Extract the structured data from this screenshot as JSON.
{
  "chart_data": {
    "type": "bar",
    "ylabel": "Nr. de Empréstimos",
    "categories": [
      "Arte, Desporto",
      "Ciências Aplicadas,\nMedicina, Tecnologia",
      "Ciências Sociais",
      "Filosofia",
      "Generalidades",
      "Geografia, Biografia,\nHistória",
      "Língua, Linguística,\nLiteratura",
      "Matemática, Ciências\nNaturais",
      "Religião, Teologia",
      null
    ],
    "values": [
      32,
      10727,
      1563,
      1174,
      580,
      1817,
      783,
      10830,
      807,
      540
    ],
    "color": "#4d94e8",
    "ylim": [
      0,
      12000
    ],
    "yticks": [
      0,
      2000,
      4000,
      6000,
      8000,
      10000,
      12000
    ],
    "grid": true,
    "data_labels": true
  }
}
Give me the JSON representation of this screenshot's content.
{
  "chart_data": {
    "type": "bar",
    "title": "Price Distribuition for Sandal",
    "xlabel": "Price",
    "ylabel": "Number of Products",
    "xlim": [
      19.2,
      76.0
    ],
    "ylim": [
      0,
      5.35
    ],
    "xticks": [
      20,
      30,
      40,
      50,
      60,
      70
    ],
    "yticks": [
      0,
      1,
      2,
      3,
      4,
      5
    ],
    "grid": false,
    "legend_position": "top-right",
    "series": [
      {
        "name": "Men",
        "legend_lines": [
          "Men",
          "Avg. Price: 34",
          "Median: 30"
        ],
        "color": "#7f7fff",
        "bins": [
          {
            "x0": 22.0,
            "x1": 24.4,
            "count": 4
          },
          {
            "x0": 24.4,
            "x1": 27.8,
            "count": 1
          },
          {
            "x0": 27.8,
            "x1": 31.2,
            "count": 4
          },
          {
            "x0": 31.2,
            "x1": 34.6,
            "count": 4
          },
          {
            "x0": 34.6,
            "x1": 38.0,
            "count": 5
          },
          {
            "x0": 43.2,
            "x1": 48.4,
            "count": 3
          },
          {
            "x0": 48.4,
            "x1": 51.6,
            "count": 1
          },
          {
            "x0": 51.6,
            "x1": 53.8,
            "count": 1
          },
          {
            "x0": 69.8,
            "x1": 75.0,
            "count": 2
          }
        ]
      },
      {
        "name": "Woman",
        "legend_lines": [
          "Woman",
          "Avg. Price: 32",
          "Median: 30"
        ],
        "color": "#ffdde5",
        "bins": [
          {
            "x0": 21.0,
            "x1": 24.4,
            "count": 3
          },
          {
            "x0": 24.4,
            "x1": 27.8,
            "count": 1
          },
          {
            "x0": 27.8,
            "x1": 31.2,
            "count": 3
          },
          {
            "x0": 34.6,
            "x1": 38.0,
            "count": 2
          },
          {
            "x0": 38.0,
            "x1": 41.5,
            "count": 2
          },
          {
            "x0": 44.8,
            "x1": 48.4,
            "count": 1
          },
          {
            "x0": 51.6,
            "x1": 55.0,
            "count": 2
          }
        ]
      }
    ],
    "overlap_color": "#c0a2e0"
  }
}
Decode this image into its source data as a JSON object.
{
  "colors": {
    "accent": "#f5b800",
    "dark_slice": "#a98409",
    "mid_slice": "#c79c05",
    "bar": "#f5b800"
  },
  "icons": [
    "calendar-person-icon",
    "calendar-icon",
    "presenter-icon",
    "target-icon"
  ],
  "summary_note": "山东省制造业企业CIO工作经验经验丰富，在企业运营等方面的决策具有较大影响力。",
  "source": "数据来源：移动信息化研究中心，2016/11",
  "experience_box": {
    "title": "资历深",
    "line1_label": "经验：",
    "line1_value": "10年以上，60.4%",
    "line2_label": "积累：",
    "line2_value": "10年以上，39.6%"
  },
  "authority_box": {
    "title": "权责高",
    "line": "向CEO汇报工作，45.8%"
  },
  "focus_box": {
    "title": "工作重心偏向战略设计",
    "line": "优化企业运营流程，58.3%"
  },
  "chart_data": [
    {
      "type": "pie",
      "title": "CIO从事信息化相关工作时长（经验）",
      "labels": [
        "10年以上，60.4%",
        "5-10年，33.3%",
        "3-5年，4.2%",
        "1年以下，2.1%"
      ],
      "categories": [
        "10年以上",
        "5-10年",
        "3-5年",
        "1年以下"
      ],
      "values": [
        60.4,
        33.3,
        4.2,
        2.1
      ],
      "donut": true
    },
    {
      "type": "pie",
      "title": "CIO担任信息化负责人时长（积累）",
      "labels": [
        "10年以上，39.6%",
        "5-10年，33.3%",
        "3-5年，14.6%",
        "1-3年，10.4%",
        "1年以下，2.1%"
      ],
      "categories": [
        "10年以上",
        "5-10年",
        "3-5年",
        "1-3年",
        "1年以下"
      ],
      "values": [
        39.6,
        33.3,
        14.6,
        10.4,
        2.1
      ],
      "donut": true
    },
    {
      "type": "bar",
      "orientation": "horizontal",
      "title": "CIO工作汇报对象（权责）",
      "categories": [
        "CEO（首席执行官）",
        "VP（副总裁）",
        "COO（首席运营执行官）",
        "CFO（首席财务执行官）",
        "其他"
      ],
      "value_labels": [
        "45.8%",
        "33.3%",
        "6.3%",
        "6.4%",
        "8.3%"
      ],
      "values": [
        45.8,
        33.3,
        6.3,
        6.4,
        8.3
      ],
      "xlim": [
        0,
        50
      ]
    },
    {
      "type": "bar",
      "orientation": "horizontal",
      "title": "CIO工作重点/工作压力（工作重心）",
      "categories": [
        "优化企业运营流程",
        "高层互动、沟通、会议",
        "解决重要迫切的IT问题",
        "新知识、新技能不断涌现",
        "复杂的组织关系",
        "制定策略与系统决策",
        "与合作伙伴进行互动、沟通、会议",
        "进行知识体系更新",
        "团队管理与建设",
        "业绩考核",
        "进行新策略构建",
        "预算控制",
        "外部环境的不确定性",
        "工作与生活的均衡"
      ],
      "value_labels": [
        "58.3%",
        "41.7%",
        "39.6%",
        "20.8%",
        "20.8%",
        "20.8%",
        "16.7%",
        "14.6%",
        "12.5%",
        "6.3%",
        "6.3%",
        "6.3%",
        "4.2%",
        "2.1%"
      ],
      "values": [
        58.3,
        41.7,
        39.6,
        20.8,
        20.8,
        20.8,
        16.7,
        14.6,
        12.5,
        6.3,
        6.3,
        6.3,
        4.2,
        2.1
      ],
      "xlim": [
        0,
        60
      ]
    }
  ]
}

## TASK TO CARRY OUT
Retype the whole listing, matching it exactly.

## ANSWER TO THIS PROBLEM
Extract the structured data from this screenshot as JSON.
{
  "chart_data": {
    "type": "bar",
    "ylabel": "Nr. de Empréstimos",
    "categories": [
      "Arte, Desporto",
      "Ciências Aplicadas,\nMedicina, Tecnologia",
      "Ciências Sociais",
      "Filosofia",
      "Generalidades",
      "Geografia, Biografia,\nHistória",
      "Língua, Linguística,\nLiteratura",
      "Matemática, Ciências\nNaturais",
      "Religião, Teologia",
      null
    ],
    "values": [
      32,
      10727,
      1563,
      1174,
      580,
      1817,
      783,
      10830,
      807,
      540
    ],
    "color": "#4d94e8",
    "ylim": [
      0,
      12000
    ],
    "yticks": [
      0,
      2000,
      4000,
      6000,
      8000,
      10000,
      12000
    ],
    "grid": true,
    "data_labels": true
  }
}
Give me the JSON representation of this screenshot's content.
{
  "chart_data": {
    "type": "bar",
    "title": "Price Distribuition for Sandal",
    "xlabel": "Price",
    "ylabel": "Number of Products",
    "xlim": [
      19.2,
      76.0
    ],
    "ylim": [
      0,
      5.35
    ],
    "xticks": [
      20,
      30,
      40,
      50,
      60,
      70
    ],
    "yticks": [
      0,
      1,
      2,
      3,
      4,
      5
    ],
    "grid": false,
    "legend_position": "top-right",
    "series": [
      {
        "name": "Men",
        "legend_lines": [
          "Men",
          "Avg. Price: 34",
          "Median: 30"
        ],
        "color": "#7f7fff",
        "bins": [
          {
            "x0": 22.0,
            "x1": 24.4,
            "count": 4
          },
          {
            "x0": 24.4,
            "x1": 27.8,
            "count": 1
          },
          {
            "x0": 27.8,
            "x1": 31.2,
            "count": 4
          },
          {
            "x0": 31.2,
            "x1": 34.6,
            "count": 4
          },
          {
            "x0": 34.6,
            "x1": 38.0,
            "count": 5
          },
          {
            "x0": 43.2,
            "x1": 48.4,
            "count": 3
          },
          {
            "x0": 48.4,
            "x1": 51.6,
            "count": 1
          },
          {
            "x0": 51.6,
            "x1": 53.8,
            "count": 1
          },
          {
            "x0": 69.8,
            "x1": 75.0,
            "count": 2
          }
        ]
      },
      {
        "name": "Woman",
        "legend_lines": [
          "Woman",
          "Avg. Price: 32",
          "Median: 30"
        ],
        "color": "#ffdde5",
        "bins": [
          {
            "x0": 21.0,
            "x1": 24.4,
            "count": 3
          },
          {
            "x0": 24.4,
            "x1": 27.8,
            "count": 1
          },
          {
            "x0": 27.8,
            "x1": 31.2,
            "count": 3
          },
          {
            "x0": 34.6,
            "x1": 38.0,
            "count": 2
          },
          {
            "x0": 38.0,
            "x1": 41.5,
            "count": 2
          },
          {
            "x0": 44.8,
            "x1": 48.4,
            "count": 1
          },
          {
            "x0": 51.6,
            "x1": 55.0,
            "count": 2
          }
        ]
      }
    ],
    "overlap_color": "#c0a2e0"
  }
}
Decode this image into its source data as a JSON object.
{
  "colors": {
    "accent": "#f5b800",
    "dark_slice": "#a98409",
    "mid_slice": "#c79c05",
    "bar": "#f5b800"
  },
  "icons": [
    "calendar-person-icon",
    "calendar-icon",
    "presenter-icon",
    "target-icon"
  ],
  "summary_note": "山东省制造业企业CIO工作经验经验丰富，在企业运营等方面的决策具有较大影响力。",
  "source": "数据来源：移动信息化研究中心，2016/11",
  "experience_box": {
    "title": "资历深",
    "line1_label": "经验：",
    "line1_value": "10年以上，60.4%",
    "line2_label": "积累：",
    "line2_value": "10年以上，39.6%"
  },
  "authority_box": {
    "title": "权责高",
    "line": "向CEO汇报工作，45.8%"
  },
  "focus_box": {
    "title": "工作重心偏向战略设计",
    "line": "优化企业运营流程，58.3%"
  },
  "chart_data": [
    {
      "type": "pie",
      "title": "CIO从事信息化相关工作时长（经验）",
      "labels": [
        "10年以上，60.4%",
        "5-10年，33.3%",
        "3-5年，4.2%",
        "1年以下，2.1%"
      ],
      "categories": [
        "10年以上",
        "5-10年",
        "3-5年",
        "1年以下"
      ],
      "values": [
        60.4,
        33.3,
        4.2,
        2.1
      ],
      "donut": true
    },
    {
      "type": "pie",
      "title": "CIO担任信息化负责人时长（积累）",
      "labels": [
        "10年以上，39.6%",
        "5-10年，33.3%",
        "3-5年，14.6%",
        "1-3年，10.4%",
        "1年以下，2.1%"
      ],
      "categories": [
        "10年以上",
        "5-10年",
        "3-5年",
        "1-3年",
        "1年以下"
      ],
      "values": [
        39.6,
        33.3,
        14.6,
        10.4,
        2.1
      ],
      "donut": true
    },
    {
      "type": "bar",
      "orientation": "horizontal",
      "title": "CIO工作汇报对象（权责）",
      "categories": [
        "CEO（首席执行官）",
        "VP（副总裁）",
        "COO（首席运营执行官）",
        "CFO（首席财务执行官）",
        "其他"
      ],
      "value_labels": [
        "45.8%",
        "33.3%",
        "6.3%",
        "6.4%",
        "8.3%"
      ],
      "values": [
        45.8,
        33.3,
        6.3,
        6.4,
        8.3
      ],
      "xlim": [
        0,
        50
      ]
    },
    {
      "type": "bar",
      "orientation": "horizontal",
      "title": "CIO工作重点/工作压力（工作重心）",
      "categories": [
        "优化企业运营流程",
        "高层互动、沟通、会议",
        "解决重要迫切的IT问题",
        "新知识、新技能不断涌现",
        "复杂的组织关系",
        "制定策略与系统决策",
        "与合作伙伴进行互动、沟通、会议",
        "进行知识体系更新",
        "团队管理与建设",
        "业绩考核",
        "进行新策略构建",
        "预算控制",
        "外部环境的不确定性",
        "工作与生活的均衡"
      ],
      "value_labels": [
        "58.3%",
        "41.7%",
        "39.6%",
        "20.8%",
        "20.8%",
        "20.8%",
        "16.7%",
        "14.6%",
        "12.5%",
        "6.3%",
        "6.3%",
        "6.3%",
        "4.2%",
        "2.1%"
      ],
      "values": [
        58.3,
        41.7,
        39.6,
        20.8,
        20.8,
        20.8,
        16.7,
        14.6,
        12.5,
        6.3,
        6.3,
        6.3,
        4.2,
        2.1
      ],
      "xlim": [
        0,
        60
      ]
    }
  ]
}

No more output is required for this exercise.